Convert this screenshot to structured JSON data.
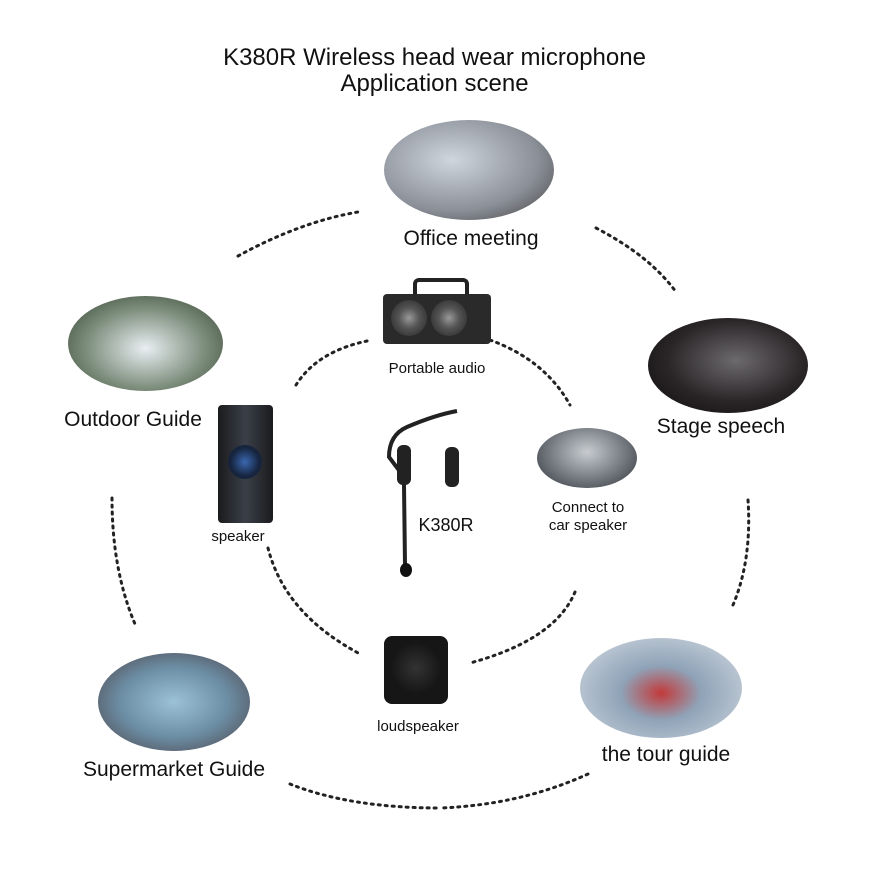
{
  "title": {
    "line1": "K380R Wireless head wear microphone",
    "line2": "Application scene"
  },
  "scenes": {
    "office": "Office meeting",
    "outdoor": "Outdoor Guide",
    "stage": "Stage speech",
    "supermarket": "Supermarket Guide",
    "tour": "the tour guide"
  },
  "devices": {
    "portable": "Portable audio",
    "speaker": "speaker",
    "car_line1": "Connect to",
    "car_line2": "car speaker",
    "mic": "K380R",
    "loudspeaker": "loudspeaker"
  }
}
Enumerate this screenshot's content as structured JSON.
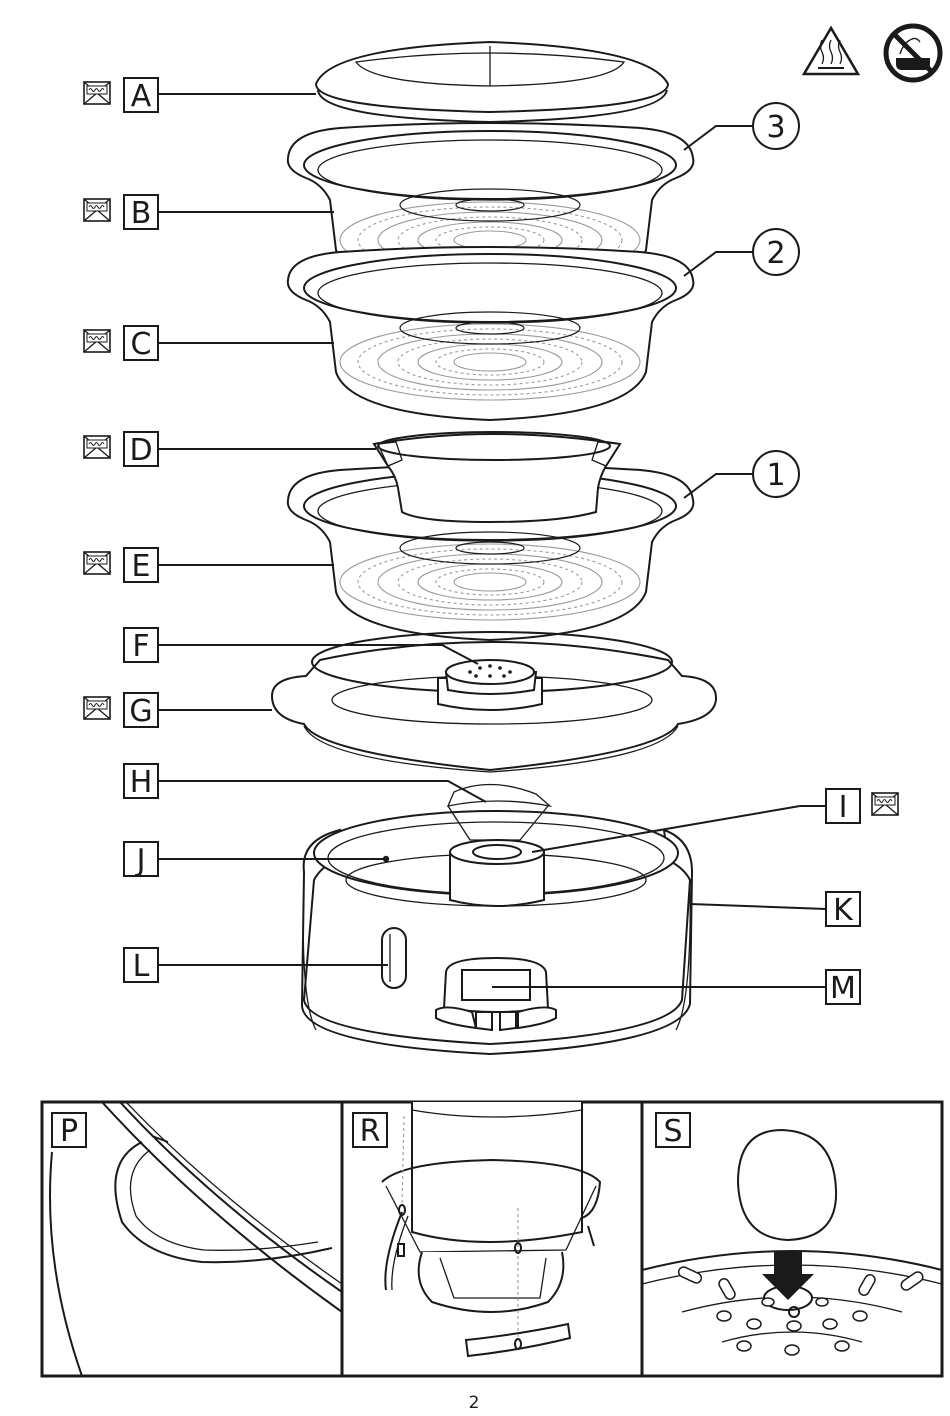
{
  "labels": {
    "A": "A",
    "B": "B",
    "C": "C",
    "D": "D",
    "E": "E",
    "F": "F",
    "G": "G",
    "H": "H",
    "I": "I",
    "J": "J",
    "K": "K",
    "L": "L",
    "M": "M"
  },
  "level_numbers": {
    "level_3": "3",
    "level_2": "2",
    "level_1": "1"
  },
  "detail_panels": {
    "P": "P",
    "R": "R",
    "S": "S"
  },
  "page_number": "2",
  "icons": {
    "dishwasher_safe": "dishwasher-safe-icon",
    "hot_surface": "hot-surface-warning-icon",
    "no_immersion": "do-not-immerse-icon"
  }
}
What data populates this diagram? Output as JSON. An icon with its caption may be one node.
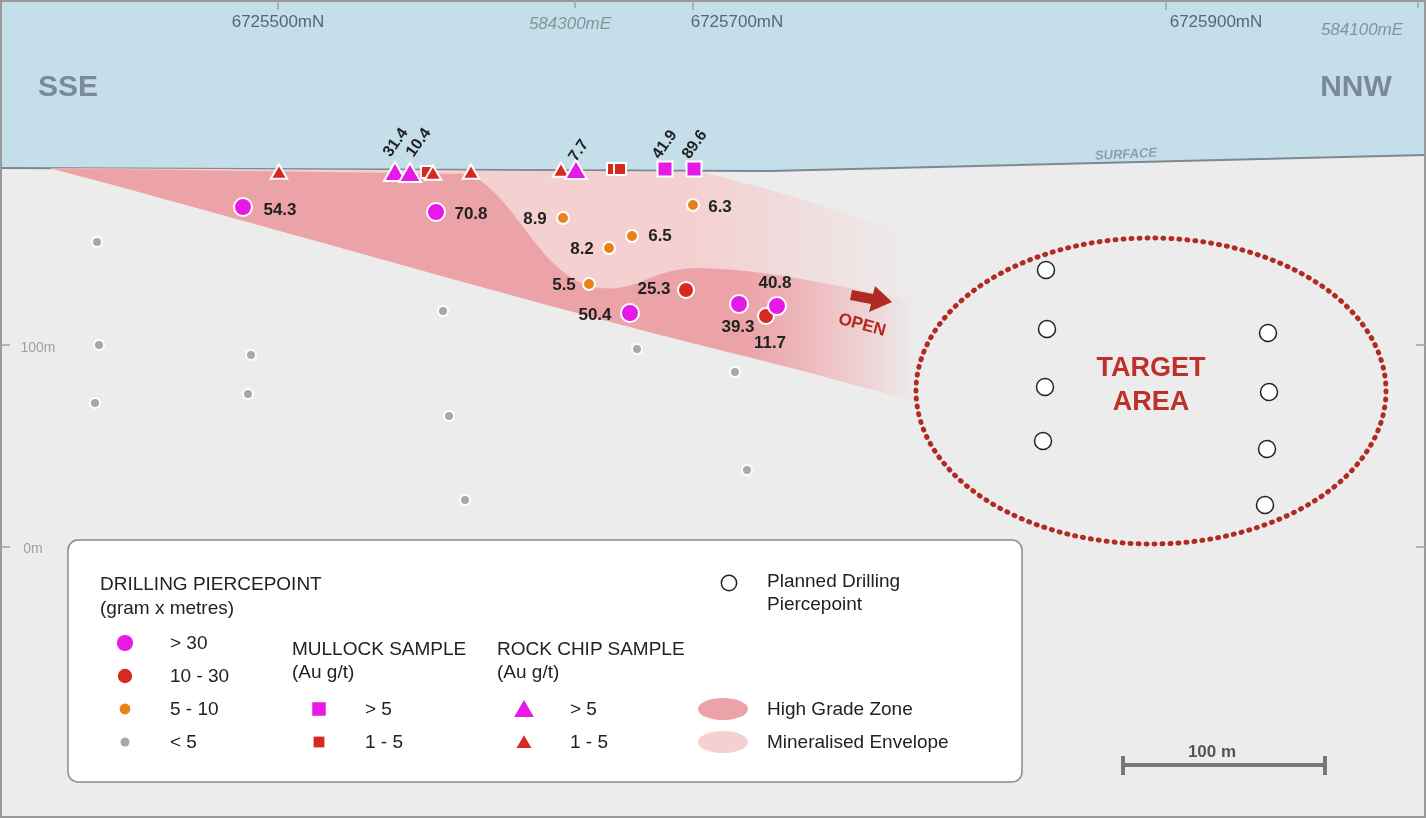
{
  "diagram": {
    "nodes": [
      {
        "text": [
          "TARGET AREA"
        ]
      }
    ],
    "labels": [
      "6725500mN",
      "584300mE",
      "6725700mN",
      "6725900mN",
      "584100mE",
      "SSE",
      "NNW",
      "31.4",
      "10.4",
      "7.7",
      "41.9",
      "89.6",
      "SURFACE",
      "54.3",
      "70.8",
      "6.3",
      "8.9",
      "6.5",
      "8.2",
      "5.5",
      "25.3",
      "40.8",
      "50.4",
      "39.3",
      "OPEN",
      "11.7",
      "100m",
      "0m",
      "DRILLING PIERCEPOINT",
      "(gram x metres)",
      "MULLOCK SAMPLE (Au g/t)",
      "ROCK CHIP SAMPLE (Au g/t)",
      "100 m"
    ],
    "legend": [
      {
        "text": "> 30",
        "color": "#e619e6"
      },
      {
        "text": "10 - 30",
        "color": "#d42a1f"
      },
      {
        "text": "5 - 10",
        "color": "#e8831c"
      },
      {
        "text": "< 5",
        "color": "#a8a8a8"
      },
      {
        "text": "> 5",
        "color": "#e619e6"
      },
      {
        "text": "1 - 5",
        "color": "#d42a1f"
      },
      {
        "text": "> 5",
        "color": "#e619e6"
      },
      {
        "text": "1 - 5",
        "color": "#d42a1f"
      },
      {
        "text": "Planned Drilling Piercepoint"
      },
      {
        "text": "High Grade Zone",
        "color": "#eba3a8"
      },
      {
        "text": "Mineralised Envelope",
        "color": "#f4d0d1"
      }
    ]
  }
}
-------------------------
* [GIVEN TASK]: Take the records above from the line with "What data populates" down to their last line and please copy those lines exactly, without the pictures.

* [PROBLEM SOLUTION]:
What data populates this diagram? Output as JSON. An icon with its caption may be one node.
{
  "diagram": {
    "nodes": [
      {
        "text": [
          "TARGET AREA"
        ]
      }
    ],
    "labels": [
      "6725500mN",
      "584300mE",
      "6725700mN",
      "6725900mN",
      "584100mE",
      "SSE",
      "NNW",
      "31.4",
      "10.4",
      "7.7",
      "41.9",
      "89.6",
      "SURFACE",
      "54.3",
      "70.8",
      "6.3",
      "8.9",
      "6.5",
      "8.2",
      "5.5",
      "25.3",
      "40.8",
      "50.4",
      "39.3",
      "OPEN",
      "11.7",
      "100m",
      "0m",
      "DRILLING PIERCEPOINT",
      "(gram x metres)",
      "MULLOCK SAMPLE (Au g/t)",
      "ROCK CHIP SAMPLE (Au g/t)",
      "100 m"
    ],
    "legend": [
      {
        "text": "> 30",
        "color": "#e619e6"
      },
      {
        "text": "10 - 30",
        "color": "#d42a1f"
      },
      {
        "text": "5 - 10",
        "color": "#e8831c"
      },
      {
        "text": "< 5",
        "color": "#a8a8a8"
      },
      {
        "text": "> 5",
        "color": "#e619e6"
      },
      {
        "text": "1 - 5",
        "color": "#d42a1f"
      },
      {
        "text": "> 5",
        "color": "#e619e6"
      },
      {
        "text": "1 - 5",
        "color": "#d42a1f"
      },
      {
        "text": "Planned Drilling Piercepoint"
      },
      {
        "text": "High Grade Zone",
        "color": "#eba3a8"
      },
      {
        "text": "Mineralised Envelope",
        "color": "#f4d0d1"
      }
    ]
  }
}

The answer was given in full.